Insured Declared Value (IDV) is a crucial concept in car insurance that plays a significant role in determining the coverage and premium of your policy. IDV represents the maximum sum assured by the insurance company in case of a total loss or theft of your vehicle. Let’s delve deeper into IDV to understand its importance and how it impacts your car insurance policy.

What is Insured Declared Value (IDV) in Car Insurance?

Insured Declared Value (IDV) is the approximate current market value of your vehicle. It represents the highest amount that the insurance company is liable to pay in case of a total loss or theft during the policy period. IDV is determined based on factors such as the vehicle’s age, make, model, and depreciation.

A correctly calculated IDV ensures that you neither pay a higher premium unnecessarily nor receive a lower claim amount during an unfortunate event. It strikes the right balance between adequate coverage and cost-effective premiums, making it essential to review and update the IDV at the time of policy renewal.

DATA BLOCK
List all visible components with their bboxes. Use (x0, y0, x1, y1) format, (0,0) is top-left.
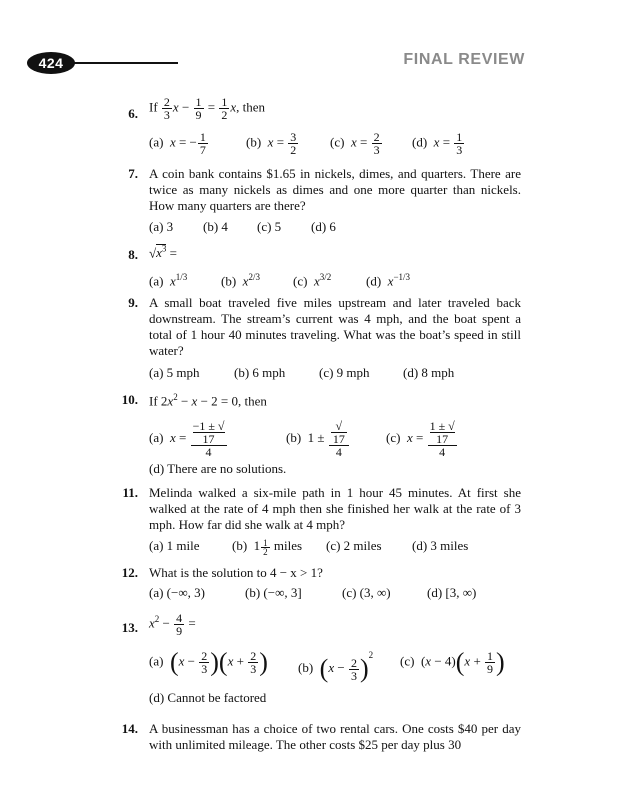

WRITTEN TASK 1
Decide whether each statement agrees with the passage on Insured Declared Value. Answer yes or no, and quote the deciding words from the passage.
(a) IDV is the most the insurance company will pay if the vehicle is totally lost or stolen.
(b) The passage says IDV needs reviewing only when the car is first insured.
(c) IDV is described as the approximate current market value of the vehicle.
WRITTEN TASK 2
Proceed with the passage on Insured Declared Value, picking up after its last sentence.

WRITTEN REPLY 1
(a) Yes: "IDV represents the maximum sum assured by the insurance company in case of a total loss or theft of your vehicle."
(b) No: "making it essential to review and update the IDV at the time of policy renewal."
(c) Yes: "Insured Declared Value (IDV) is the approximate current market value of your vehicle."

WRITTEN REPLY 2
How is IDV Calculated in Car Insurance

The IDV of a vehicle is calculated based on the manufacturer’s listed selling price and adjusted for depreciation. Depreciation is the reduction in the value of your vehicle over time due to factors like age, wear and tear, and market conditions. The depreciation percentage is determined by the insurance company based on the age of the vehicle. IDV Calculators are available online if you need to estimate the depreciation before approaching the insurance company.

The general formula to calculate the IDV in car insurance is:

IDV = Manufacturer’s listed price – Depreciation

The manufacturer’s listed price refers to the ex-showroom price of the vehicle when it was new, and depreciation is applied based on the age of the car. It’s important to note that the IDV calculation excludes the registration and insurance costs, as these are not part of the vehicle’s value for insurance purposes. This method ensures that the IDV reflects the vehicle’s current market value after accounting for depreciation.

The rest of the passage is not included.